THE REQUEST:
Copy each line of the entries that contains the word "text".

THE RECORDS:
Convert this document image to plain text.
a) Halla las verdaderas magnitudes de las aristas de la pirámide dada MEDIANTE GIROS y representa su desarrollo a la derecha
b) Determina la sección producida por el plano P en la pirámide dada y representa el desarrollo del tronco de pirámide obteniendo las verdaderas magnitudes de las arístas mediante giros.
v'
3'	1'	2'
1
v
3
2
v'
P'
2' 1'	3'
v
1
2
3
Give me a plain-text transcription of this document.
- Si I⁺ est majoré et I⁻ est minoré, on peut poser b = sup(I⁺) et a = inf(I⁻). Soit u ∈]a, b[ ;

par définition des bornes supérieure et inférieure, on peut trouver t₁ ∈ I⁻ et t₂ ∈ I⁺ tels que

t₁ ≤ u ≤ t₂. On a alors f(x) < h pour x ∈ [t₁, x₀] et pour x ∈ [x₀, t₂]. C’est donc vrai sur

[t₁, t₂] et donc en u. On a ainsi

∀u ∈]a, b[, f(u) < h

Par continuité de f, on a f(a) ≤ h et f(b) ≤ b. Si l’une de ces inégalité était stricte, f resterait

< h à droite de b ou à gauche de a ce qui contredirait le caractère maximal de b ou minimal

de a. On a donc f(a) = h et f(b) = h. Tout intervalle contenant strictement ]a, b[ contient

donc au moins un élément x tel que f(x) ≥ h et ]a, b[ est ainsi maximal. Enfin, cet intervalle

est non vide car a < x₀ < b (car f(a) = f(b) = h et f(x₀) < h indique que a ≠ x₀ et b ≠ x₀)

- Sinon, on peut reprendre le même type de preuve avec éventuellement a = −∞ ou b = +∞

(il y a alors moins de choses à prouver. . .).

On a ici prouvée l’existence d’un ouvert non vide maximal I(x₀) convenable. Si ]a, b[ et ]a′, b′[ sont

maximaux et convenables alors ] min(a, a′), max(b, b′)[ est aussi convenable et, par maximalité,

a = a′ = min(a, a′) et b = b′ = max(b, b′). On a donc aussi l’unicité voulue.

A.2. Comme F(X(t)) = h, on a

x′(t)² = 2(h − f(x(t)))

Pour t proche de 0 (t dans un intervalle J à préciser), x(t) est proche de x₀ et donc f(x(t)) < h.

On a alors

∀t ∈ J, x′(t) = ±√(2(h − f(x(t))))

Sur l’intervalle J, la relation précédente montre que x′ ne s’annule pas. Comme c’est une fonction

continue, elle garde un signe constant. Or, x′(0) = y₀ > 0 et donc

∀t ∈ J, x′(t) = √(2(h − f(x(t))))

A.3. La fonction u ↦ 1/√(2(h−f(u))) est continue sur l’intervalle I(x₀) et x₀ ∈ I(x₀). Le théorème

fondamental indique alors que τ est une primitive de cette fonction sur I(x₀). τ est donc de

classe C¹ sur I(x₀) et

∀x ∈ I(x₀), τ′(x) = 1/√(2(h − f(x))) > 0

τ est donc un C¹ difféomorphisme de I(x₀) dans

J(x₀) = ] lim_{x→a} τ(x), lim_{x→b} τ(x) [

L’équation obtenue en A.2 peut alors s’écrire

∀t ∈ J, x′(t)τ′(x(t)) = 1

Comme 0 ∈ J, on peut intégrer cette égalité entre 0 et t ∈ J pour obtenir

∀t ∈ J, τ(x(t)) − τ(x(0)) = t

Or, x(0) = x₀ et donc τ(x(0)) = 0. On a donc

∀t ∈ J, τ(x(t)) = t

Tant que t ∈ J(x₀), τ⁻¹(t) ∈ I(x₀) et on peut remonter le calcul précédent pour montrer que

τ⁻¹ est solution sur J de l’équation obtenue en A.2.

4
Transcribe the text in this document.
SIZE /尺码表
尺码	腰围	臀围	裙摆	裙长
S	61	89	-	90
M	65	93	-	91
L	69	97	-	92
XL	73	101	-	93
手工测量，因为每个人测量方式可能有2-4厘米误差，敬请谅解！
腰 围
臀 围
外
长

WRITTEN RESPONSE:
Convert this document image to plain text.
Give me a plain-text transcription of this document.
Transcribe the text in this document.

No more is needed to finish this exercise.